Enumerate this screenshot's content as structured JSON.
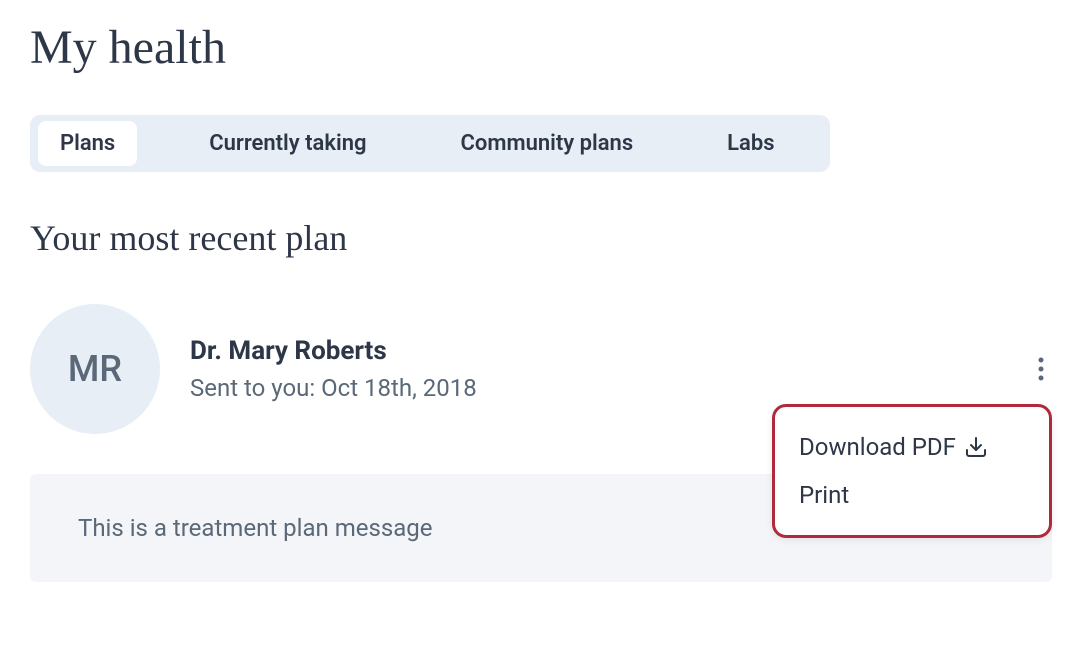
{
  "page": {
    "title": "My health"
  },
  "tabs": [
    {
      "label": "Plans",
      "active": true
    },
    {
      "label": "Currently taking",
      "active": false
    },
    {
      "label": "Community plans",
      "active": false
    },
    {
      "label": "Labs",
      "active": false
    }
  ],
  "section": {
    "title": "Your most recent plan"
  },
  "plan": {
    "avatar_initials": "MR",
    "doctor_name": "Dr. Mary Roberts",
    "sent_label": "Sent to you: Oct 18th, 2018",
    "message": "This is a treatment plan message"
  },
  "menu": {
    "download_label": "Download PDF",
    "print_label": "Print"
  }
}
==
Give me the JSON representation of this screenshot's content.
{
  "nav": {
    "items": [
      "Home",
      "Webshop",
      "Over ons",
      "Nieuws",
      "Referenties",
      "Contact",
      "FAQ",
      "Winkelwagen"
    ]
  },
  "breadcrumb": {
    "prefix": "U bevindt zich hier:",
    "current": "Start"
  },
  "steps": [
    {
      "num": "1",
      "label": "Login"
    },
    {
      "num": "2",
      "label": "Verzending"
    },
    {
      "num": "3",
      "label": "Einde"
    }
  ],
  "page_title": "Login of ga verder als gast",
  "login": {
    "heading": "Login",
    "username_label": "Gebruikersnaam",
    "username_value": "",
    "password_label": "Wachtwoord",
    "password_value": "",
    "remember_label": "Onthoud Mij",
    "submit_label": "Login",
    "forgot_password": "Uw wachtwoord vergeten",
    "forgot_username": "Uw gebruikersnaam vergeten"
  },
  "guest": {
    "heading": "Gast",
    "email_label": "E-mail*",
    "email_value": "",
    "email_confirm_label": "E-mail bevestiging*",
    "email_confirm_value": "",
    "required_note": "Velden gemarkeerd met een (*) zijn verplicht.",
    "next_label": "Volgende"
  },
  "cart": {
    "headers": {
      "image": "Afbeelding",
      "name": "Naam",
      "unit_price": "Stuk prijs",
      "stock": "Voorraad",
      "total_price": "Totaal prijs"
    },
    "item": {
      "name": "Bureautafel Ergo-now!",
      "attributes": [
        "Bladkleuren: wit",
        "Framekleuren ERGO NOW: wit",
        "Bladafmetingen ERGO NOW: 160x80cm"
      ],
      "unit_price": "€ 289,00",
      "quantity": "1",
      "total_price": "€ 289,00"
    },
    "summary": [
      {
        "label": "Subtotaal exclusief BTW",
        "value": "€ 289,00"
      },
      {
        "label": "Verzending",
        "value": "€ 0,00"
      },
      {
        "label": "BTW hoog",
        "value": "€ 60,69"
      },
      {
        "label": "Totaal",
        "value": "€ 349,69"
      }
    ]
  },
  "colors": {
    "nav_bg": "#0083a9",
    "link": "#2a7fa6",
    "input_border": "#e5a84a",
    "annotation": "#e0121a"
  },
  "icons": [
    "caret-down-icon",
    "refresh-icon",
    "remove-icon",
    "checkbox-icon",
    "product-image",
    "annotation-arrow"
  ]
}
---
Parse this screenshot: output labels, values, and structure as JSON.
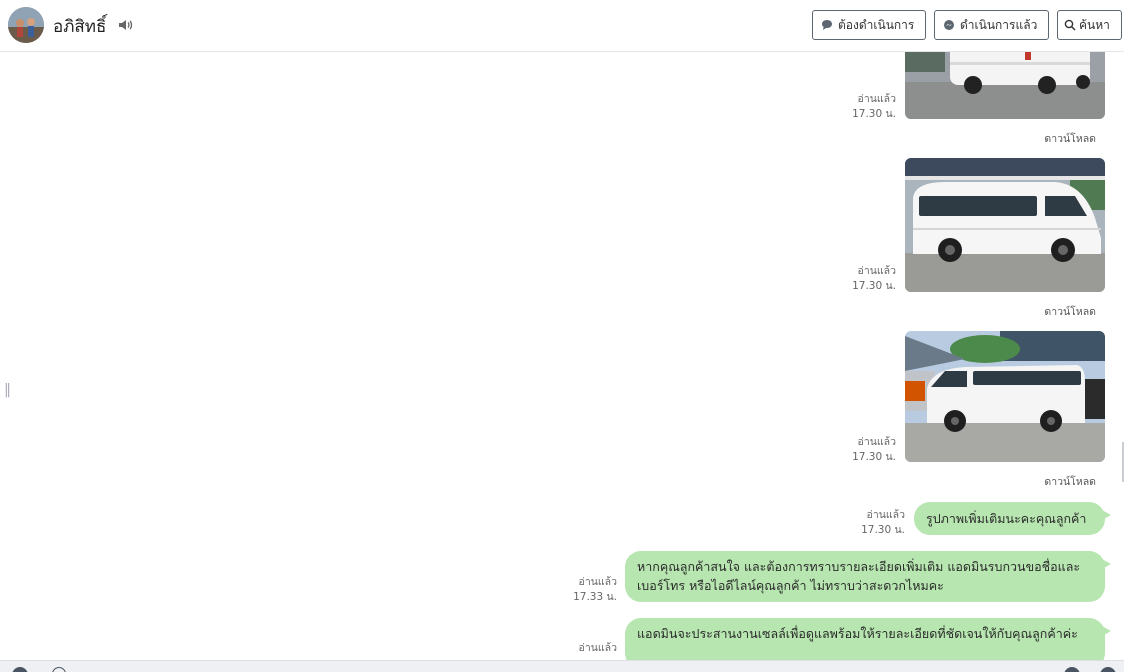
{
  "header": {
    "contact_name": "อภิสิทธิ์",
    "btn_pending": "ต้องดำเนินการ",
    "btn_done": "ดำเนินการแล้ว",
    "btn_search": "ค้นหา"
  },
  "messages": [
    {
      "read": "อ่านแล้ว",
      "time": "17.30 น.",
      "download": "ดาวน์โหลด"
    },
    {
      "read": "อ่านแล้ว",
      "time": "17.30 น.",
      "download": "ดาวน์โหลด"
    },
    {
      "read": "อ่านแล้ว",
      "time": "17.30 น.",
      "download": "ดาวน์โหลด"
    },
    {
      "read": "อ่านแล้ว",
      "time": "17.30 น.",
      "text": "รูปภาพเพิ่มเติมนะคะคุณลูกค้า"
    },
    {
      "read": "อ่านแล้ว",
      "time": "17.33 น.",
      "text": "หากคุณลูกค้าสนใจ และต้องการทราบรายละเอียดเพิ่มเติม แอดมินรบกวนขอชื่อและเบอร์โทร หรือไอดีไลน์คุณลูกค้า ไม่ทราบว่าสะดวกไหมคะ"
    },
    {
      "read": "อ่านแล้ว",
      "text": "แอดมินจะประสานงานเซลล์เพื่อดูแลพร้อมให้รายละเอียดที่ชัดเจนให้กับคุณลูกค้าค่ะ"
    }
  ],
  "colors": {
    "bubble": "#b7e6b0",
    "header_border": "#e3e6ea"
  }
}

Directions:
Which lines hold the string "text"? Copy all of them from the data above.

Correct answer:
      "text": "รูปภาพเพิ่มเติมนะคะคุณลูกค้า"
      "text": "หากคุณลูกค้าสนใจ และต้องการทราบรายละเอียดเพิ่มเติม แอดมินรบกวนขอชื่อและเบอร์โทร หรือไอดีไลน์คุณลูกค้า ไม่ทราบว่าสะดวกไหมคะ"
      "text": "แอดมินจะประสานงานเซลล์เพื่อดูแลพร้อมให้รายละเอียดที่ชัดเจนให้กับคุณลูกค้าค่ะ"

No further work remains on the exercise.